##### Records for this task #####

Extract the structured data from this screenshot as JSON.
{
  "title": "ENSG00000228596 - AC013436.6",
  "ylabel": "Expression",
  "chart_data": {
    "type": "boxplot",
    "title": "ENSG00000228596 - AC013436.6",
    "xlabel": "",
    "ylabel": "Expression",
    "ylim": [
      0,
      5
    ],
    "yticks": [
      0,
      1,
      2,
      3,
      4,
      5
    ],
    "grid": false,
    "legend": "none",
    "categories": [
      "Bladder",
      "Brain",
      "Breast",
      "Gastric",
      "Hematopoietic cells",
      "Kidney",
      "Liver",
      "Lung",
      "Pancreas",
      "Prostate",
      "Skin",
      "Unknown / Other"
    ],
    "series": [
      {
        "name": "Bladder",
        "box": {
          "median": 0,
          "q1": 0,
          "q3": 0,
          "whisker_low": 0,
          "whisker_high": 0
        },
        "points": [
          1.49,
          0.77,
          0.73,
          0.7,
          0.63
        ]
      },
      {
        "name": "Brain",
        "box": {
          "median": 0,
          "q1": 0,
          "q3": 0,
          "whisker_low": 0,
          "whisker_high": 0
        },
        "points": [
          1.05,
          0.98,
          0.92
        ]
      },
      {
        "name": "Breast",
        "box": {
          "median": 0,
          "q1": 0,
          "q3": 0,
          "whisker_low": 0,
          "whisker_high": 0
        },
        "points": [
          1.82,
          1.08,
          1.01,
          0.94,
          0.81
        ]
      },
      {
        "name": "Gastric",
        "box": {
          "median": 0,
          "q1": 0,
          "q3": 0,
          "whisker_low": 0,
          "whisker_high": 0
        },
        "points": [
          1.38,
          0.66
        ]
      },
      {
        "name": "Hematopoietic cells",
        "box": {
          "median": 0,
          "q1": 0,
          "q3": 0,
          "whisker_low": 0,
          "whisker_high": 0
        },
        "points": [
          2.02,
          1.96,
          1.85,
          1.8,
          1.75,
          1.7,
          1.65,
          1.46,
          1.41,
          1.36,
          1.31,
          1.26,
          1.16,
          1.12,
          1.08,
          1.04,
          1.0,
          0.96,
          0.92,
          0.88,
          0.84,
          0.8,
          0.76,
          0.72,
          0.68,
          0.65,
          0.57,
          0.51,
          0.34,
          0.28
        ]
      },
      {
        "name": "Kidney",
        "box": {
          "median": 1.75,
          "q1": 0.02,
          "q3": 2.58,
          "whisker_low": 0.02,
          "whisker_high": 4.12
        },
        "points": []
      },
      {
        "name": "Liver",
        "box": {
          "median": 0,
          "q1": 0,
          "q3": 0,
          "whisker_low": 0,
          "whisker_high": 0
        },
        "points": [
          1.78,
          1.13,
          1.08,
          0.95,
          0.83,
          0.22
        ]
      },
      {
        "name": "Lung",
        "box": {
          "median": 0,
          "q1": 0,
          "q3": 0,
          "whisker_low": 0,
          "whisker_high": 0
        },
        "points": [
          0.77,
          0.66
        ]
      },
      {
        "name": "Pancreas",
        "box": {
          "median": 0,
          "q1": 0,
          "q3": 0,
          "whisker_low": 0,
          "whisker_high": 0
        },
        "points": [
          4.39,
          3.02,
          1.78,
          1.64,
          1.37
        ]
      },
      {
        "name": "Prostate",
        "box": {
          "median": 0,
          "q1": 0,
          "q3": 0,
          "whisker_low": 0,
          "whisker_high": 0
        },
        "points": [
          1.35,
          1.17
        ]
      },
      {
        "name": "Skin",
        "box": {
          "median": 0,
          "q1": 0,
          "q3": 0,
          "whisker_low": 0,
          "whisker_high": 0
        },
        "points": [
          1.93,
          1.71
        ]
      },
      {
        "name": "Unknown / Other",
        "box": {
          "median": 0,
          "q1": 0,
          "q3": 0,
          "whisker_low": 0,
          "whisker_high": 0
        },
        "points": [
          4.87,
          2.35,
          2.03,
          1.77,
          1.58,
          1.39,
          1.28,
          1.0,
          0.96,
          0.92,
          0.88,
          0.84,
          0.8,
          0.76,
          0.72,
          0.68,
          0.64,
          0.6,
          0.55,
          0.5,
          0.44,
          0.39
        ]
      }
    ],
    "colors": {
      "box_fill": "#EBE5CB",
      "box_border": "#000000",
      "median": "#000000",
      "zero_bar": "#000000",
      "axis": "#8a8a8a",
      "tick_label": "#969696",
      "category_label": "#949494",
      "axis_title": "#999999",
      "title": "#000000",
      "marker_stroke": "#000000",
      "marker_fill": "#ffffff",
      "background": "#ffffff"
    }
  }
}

#####

Assigned task: From the first line to the last, set down every record exactly as written above.

Exercise answer:
Extract the structured data from this screenshot as JSON.
{
  "title": "ENSG00000228596 - AC013436.6",
  "ylabel": "Expression",
  "chart_data": {
    "type": "boxplot",
    "title": "ENSG00000228596 - AC013436.6",
    "xlabel": "",
    "ylabel": "Expression",
    "ylim": [
      0,
      5
    ],
    "yticks": [
      0,
      1,
      2,
      3,
      4,
      5
    ],
    "grid": false,
    "legend": "none",
    "categories": [
      "Bladder",
      "Brain",
      "Breast",
      "Gastric",
      "Hematopoietic cells",
      "Kidney",
      "Liver",
      "Lung",
      "Pancreas",
      "Prostate",
      "Skin",
      "Unknown / Other"
    ],
    "series": [
      {
        "name": "Bladder",
        "box": {
          "median": 0,
          "q1": 0,
          "q3": 0,
          "whisker_low": 0,
          "whisker_high": 0
        },
        "points": [
          1.49,
          0.77,
          0.73,
          0.7,
          0.63
        ]
      },
      {
        "name": "Brain",
        "box": {
          "median": 0,
          "q1": 0,
          "q3": 0,
          "whisker_low": 0,
          "whisker_high": 0
        },
        "points": [
          1.05,
          0.98,
          0.92
        ]
      },
      {
        "name": "Breast",
        "box": {
          "median": 0,
          "q1": 0,
          "q3": 0,
          "whisker_low": 0,
          "whisker_high": 0
        },
        "points": [
          1.82,
          1.08,
          1.01,
          0.94,
          0.81
        ]
      },
      {
        "name": "Gastric",
        "box": {
          "median": 0,
          "q1": 0,
          "q3": 0,
          "whisker_low": 0,
          "whisker_high": 0
        },
        "points": [
          1.38,
          0.66
        ]
      },
      {
        "name": "Hematopoietic cells",
        "box": {
          "median": 0,
          "q1": 0,
          "q3": 0,
          "whisker_low": 0,
          "whisker_high": 0
        },
        "points": [
          2.02,
          1.96,
          1.85,
          1.8,
          1.75,
          1.7,
          1.65,
          1.46,
          1.41,
          1.36,
          1.31,
          1.26,
          1.16,
          1.12,
          1.08,
          1.04,
          1.0,
          0.96,
          0.92,
          0.88,
          0.84,
          0.8,
          0.76,
          0.72,
          0.68,
          0.65,
          0.57,
          0.51,
          0.34,
          0.28
        ]
      },
      {
        "name": "Kidney",
        "box": {
          "median": 1.75,
          "q1": 0.02,
          "q3": 2.58,
          "whisker_low": 0.02,
          "whisker_high": 4.12
        },
        "points": []
      },
      {
        "name": "Liver",
        "box": {
          "median": 0,
          "q1": 0,
          "q3": 0,
          "whisker_low": 0,
          "whisker_high": 0
        },
        "points": [
          1.78,
          1.13,
          1.08,
          0.95,
          0.83,
          0.22
        ]
      },
      {
        "name": "Lung",
        "box": {
          "median": 0,
          "q1": 0,
          "q3": 0,
          "whisker_low": 0,
          "whisker_high": 0
        },
        "points": [
          0.77,
          0.66
        ]
      },
      {
        "name": "Pancreas",
        "box": {
          "median": 0,
          "q1": 0,
          "q3": 0,
          "whisker_low": 0,
          "whisker_high": 0
        },
        "points": [
          4.39,
          3.02,
          1.78,
          1.64,
          1.37
        ]
      },
      {
        "name": "Prostate",
        "box": {
          "median": 0,
          "q1": 0,
          "q3": 0,
          "whisker_low": 0,
          "whisker_high": 0
        },
        "points": [
          1.35,
          1.17
        ]
      },
      {
        "name": "Skin",
        "box": {
          "median": 0,
          "q1": 0,
          "q3": 0,
          "whisker_low": 0,
          "whisker_high": 0
        },
        "points": [
          1.93,
          1.71
        ]
      },
      {
        "name": "Unknown / Other",
        "box": {
          "median": 0,
          "q1": 0,
          "q3": 0,
          "whisker_low": 0,
          "whisker_high": 0
        },
        "points": [
          4.87,
          2.35,
          2.03,
          1.77,
          1.58,
          1.39,
          1.28,
          1.0,
          0.96,
          0.92,
          0.88,
          0.84,
          0.8,
          0.76,
          0.72,
          0.68,
          0.64,
          0.6,
          0.55,
          0.5,
          0.44,
          0.39
        ]
      }
    ],
    "colors": {
      "box_fill": "#EBE5CB",
      "box_border": "#000000",
      "median": "#000000",
      "zero_bar": "#000000",
      "axis": "#8a8a8a",
      "tick_label": "#969696",
      "category_label": "#949494",
      "axis_title": "#999999",
      "title": "#000000",
      "marker_stroke": "#000000",
      "marker_fill": "#ffffff",
      "background": "#ffffff"
    }
  }
}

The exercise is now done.